• **Data supplied**

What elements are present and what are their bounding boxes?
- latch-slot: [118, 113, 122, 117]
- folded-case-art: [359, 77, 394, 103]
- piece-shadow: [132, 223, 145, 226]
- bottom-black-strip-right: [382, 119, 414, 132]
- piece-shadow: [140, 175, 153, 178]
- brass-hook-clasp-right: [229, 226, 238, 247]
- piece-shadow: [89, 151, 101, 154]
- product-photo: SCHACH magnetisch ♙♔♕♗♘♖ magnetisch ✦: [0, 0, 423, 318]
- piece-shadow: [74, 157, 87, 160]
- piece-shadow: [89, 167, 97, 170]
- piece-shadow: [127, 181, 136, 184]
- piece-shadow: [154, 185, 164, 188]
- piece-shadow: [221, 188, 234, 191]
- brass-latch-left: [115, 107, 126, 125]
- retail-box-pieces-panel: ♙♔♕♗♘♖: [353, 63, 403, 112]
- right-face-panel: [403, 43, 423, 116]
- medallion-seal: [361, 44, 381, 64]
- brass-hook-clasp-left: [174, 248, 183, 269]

• **Stated problem**
Reproduce the data above with "piece-shadow" substituted by "pawn-shadow" wherever it appears, leaving everything else unchanged.

• **Response to the task**
What elements are present and what are their bounding boxes?
- latch-slot: [118, 113, 122, 117]
- folded-case-art: [359, 77, 394, 103]
- pawn-shadow: [132, 223, 145, 226]
- bottom-black-strip-right: [382, 119, 414, 132]
- pawn-shadow: [140, 175, 153, 178]
- brass-hook-clasp-right: [229, 226, 238, 247]
- pawn-shadow: [89, 151, 101, 154]
- product-photo: SCHACH magnetisch ♙♔♕♗♘♖ magnetisch ✦: [0, 0, 423, 318]
- pawn-shadow: [74, 157, 87, 160]
- pawn-shadow: [89, 167, 97, 170]
- pawn-shadow: [127, 181, 136, 184]
- pawn-shadow: [154, 185, 164, 188]
- pawn-shadow: [221, 188, 234, 191]
- brass-latch-left: [115, 107, 126, 125]
- retail-box-pieces-panel: ♙♔♕♗♘♖: [353, 63, 403, 112]
- right-face-panel: [403, 43, 423, 116]
- medallion-seal: [361, 44, 381, 64]
- brass-hook-clasp-left: [174, 248, 183, 269]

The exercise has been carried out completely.